Instruction →
Can you write out the whole listing exactly?

-=-=-

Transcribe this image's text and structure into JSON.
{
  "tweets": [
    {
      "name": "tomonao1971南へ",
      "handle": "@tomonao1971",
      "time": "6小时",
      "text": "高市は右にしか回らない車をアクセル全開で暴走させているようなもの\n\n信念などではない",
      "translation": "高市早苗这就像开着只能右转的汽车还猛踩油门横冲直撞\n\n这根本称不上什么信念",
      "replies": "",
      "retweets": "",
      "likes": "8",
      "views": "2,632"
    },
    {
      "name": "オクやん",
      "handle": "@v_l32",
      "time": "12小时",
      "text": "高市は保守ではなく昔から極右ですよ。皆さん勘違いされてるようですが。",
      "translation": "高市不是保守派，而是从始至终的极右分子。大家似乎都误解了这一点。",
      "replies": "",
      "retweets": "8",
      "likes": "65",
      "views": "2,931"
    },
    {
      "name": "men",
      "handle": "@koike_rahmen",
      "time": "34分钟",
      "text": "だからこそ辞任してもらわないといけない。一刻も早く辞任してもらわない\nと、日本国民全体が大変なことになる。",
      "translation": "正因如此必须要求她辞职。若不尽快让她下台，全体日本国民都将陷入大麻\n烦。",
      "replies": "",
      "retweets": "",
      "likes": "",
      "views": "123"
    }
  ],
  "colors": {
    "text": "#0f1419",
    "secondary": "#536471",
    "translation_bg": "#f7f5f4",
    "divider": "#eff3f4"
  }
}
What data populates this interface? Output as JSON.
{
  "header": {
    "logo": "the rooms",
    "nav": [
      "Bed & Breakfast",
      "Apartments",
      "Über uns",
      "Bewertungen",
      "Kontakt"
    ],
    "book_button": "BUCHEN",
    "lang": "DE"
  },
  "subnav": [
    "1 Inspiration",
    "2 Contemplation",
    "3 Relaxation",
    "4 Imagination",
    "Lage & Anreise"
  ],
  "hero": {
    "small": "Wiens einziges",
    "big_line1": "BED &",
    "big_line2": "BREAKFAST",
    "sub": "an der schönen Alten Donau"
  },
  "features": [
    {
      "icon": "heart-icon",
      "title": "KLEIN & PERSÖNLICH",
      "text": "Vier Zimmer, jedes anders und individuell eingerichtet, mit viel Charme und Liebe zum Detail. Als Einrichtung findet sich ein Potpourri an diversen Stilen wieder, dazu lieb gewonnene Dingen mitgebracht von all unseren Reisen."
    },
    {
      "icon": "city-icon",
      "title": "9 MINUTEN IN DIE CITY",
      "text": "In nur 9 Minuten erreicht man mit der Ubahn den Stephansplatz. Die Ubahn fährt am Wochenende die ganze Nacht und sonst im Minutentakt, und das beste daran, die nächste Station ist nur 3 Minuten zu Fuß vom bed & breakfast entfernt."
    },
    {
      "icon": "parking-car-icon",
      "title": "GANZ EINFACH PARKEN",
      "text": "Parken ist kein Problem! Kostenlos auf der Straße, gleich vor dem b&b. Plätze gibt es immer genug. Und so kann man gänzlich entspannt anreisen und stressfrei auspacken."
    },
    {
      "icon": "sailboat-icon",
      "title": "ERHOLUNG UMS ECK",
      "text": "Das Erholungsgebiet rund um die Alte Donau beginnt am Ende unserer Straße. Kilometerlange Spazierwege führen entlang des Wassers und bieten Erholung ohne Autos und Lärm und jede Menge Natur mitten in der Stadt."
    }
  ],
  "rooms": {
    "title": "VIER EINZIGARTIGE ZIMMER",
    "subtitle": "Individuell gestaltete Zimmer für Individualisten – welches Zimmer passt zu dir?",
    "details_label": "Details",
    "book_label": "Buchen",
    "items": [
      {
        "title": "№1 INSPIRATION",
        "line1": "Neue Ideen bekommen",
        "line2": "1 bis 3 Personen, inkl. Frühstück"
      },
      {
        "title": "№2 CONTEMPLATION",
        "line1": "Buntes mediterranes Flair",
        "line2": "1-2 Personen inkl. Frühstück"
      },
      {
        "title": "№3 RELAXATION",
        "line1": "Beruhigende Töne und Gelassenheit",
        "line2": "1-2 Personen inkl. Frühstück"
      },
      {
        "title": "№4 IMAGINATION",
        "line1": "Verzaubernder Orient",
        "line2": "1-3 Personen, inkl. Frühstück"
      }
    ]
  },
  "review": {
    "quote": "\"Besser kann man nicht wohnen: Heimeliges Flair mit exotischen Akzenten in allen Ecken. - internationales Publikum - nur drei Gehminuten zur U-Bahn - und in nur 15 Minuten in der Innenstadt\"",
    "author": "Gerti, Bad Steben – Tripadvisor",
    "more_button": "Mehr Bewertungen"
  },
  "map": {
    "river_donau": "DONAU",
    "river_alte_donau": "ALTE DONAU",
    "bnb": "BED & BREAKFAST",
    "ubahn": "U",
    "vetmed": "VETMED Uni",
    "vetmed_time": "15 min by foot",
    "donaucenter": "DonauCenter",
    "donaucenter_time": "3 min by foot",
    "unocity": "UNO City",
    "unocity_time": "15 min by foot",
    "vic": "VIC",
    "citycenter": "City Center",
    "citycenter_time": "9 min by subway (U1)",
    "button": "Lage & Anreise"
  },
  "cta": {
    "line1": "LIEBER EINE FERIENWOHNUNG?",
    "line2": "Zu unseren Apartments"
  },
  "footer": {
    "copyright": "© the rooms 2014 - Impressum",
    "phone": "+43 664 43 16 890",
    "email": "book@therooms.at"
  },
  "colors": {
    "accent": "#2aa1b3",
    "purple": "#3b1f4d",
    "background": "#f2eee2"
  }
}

-=-=-

Answer for this exercise →
Transcribe this image's text and structure into JSON.
{
  "tweets": [
    {
      "name": "tomonao1971南へ",
      "handle": "@tomonao1971",
      "time": "6小时",
      "text": "高市は右にしか回らない車をアクセル全開で暴走させているようなもの\n\n信念などではない",
      "translation": "高市早苗这就像开着只能右转的汽车还猛踩油门横冲直撞\n\n这根本称不上什么信念",
      "replies": "",
      "retweets": "",
      "likes": "8",
      "views": "2,632"
    },
    {
      "name": "オクやん",
      "handle": "@v_l32",
      "time": "12小时",
      "text": "高市は保守ではなく昔から極右ですよ。皆さん勘違いされてるようですが。",
      "translation": "高市不是保守派，而是从始至终的极右分子。大家似乎都误解了这一点。",
      "replies": "",
      "retweets": "8",
      "likes": "65",
      "views": "2,931"
    },
    {
      "name": "men",
      "handle": "@koike_rahmen",
      "time": "34分钟",
      "text": "だからこそ辞任してもらわないといけない。一刻も早く辞任してもらわない\nと、日本国民全体が大変なことになる。",
      "translation": "正因如此必须要求她辞职。若不尽快让她下台，全体日本国民都将陷入大麻\n烦。",
      "replies": "",
      "retweets": "",
      "likes": "",
      "views": "123"
    }
  ],
  "colors": {
    "text": "#0f1419",
    "secondary": "#536471",
    "translation_bg": "#f7f5f4",
    "divider": "#eff3f4"
  }
}
What data populates this interface? Output as JSON.
{
  "header": {
    "logo": "the rooms",
    "nav": [
      "Bed & Breakfast",
      "Apartments",
      "Über uns",
      "Bewertungen",
      "Kontakt"
    ],
    "book_button": "BUCHEN",
    "lang": "DE"
  },
  "subnav": [
    "1 Inspiration",
    "2 Contemplation",
    "3 Relaxation",
    "4 Imagination",
    "Lage & Anreise"
  ],
  "hero": {
    "small": "Wiens einziges",
    "big_line1": "BED &",
    "big_line2": "BREAKFAST",
    "sub": "an der schönen Alten Donau"
  },
  "features": [
    {
      "icon": "heart-icon",
      "title": "KLEIN & PERSÖNLICH",
      "text": "Vier Zimmer, jedes anders und individuell eingerichtet, mit viel Charme und Liebe zum Detail. Als Einrichtung findet sich ein Potpourri an diversen Stilen wieder, dazu lieb gewonnene Dingen mitgebracht von all unseren Reisen."
    },
    {
      "icon": "city-icon",
      "title": "9 MINUTEN IN DIE CITY",
      "text": "In nur 9 Minuten erreicht man mit der Ubahn den Stephansplatz. Die Ubahn fährt am Wochenende die ganze Nacht und sonst im Minutentakt, und das beste daran, die nächste Station ist nur 3 Minuten zu Fuß vom bed & breakfast entfernt."
    },
    {
      "icon": "parking-car-icon",
      "title": "GANZ EINFACH PARKEN",
      "text": "Parken ist kein Problem! Kostenlos auf der Straße, gleich vor dem b&b. Plätze gibt es immer genug. Und so kann man gänzlich entspannt anreisen und stressfrei auspacken."
    },
    {
      "icon": "sailboat-icon",
      "title": "ERHOLUNG UMS ECK",
      "text": "Das Erholungsgebiet rund um die Alte Donau beginnt am Ende unserer Straße. Kilometerlange Spazierwege führen entlang des Wassers und bieten Erholung ohne Autos und Lärm und jede Menge Natur mitten in der Stadt."
    }
  ],
  "rooms": {
    "title": "VIER EINZIGARTIGE ZIMMER",
    "subtitle": "Individuell gestaltete Zimmer für Individualisten – welches Zimmer passt zu dir?",
    "details_label": "Details",
    "book_label": "Buchen",
    "items": [
      {
        "title": "№1 INSPIRATION",
        "line1": "Neue Ideen bekommen",
        "line2": "1 bis 3 Personen, inkl. Frühstück"
      },
      {
        "title": "№2 CONTEMPLATION",
        "line1": "Buntes mediterranes Flair",
        "line2": "1-2 Personen inkl. Frühstück"
      },
      {
        "title": "№3 RELAXATION",
        "line1": "Beruhigende Töne und Gelassenheit",
        "line2": "1-2 Personen inkl. Frühstück"
      },
      {
        "title": "№4 IMAGINATION",
        "line1": "Verzaubernder Orient",
        "line2": "1-3 Personen, inkl. Frühstück"
      }
    ]
  },
  "review": {
    "quote": "\"Besser kann man nicht wohnen: Heimeliges Flair mit exotischen Akzenten in allen Ecken. - internationales Publikum - nur drei Gehminuten zur U-Bahn - und in nur 15 Minuten in der Innenstadt\"",
    "author": "Gerti, Bad Steben – Tripadvisor",
    "more_button": "Mehr Bewertungen"
  },
  "map": {
    "river_donau": "DONAU",
    "river_alte_donau": "ALTE DONAU",
    "bnb": "BED & BREAKFAST",
    "ubahn": "U",
    "vetmed": "VETMED Uni",
    "vetmed_time": "15 min by foot",
    "donaucenter": "DonauCenter",
    "donaucenter_time": "3 min by foot",
    "unocity": "UNO City",
    "unocity_time": "15 min by foot",
    "vic": "VIC",
    "citycenter": "City Center",
    "citycenter_time": "9 min by subway (U1)",
    "button": "Lage & Anreise"
  },
  "cta": {
    "line1": "LIEBER EINE FERIENWOHNUNG?",
    "line2": "Zu unseren Apartments"
  },
  "footer": {
    "copyright": "© the rooms 2014 - Impressum",
    "phone": "+43 664 43 16 890",
    "email": "book@therooms.at"
  },
  "colors": {
    "accent": "#2aa1b3",
    "purple": "#3b1f4d",
    "background": "#f2eee2"
  }
}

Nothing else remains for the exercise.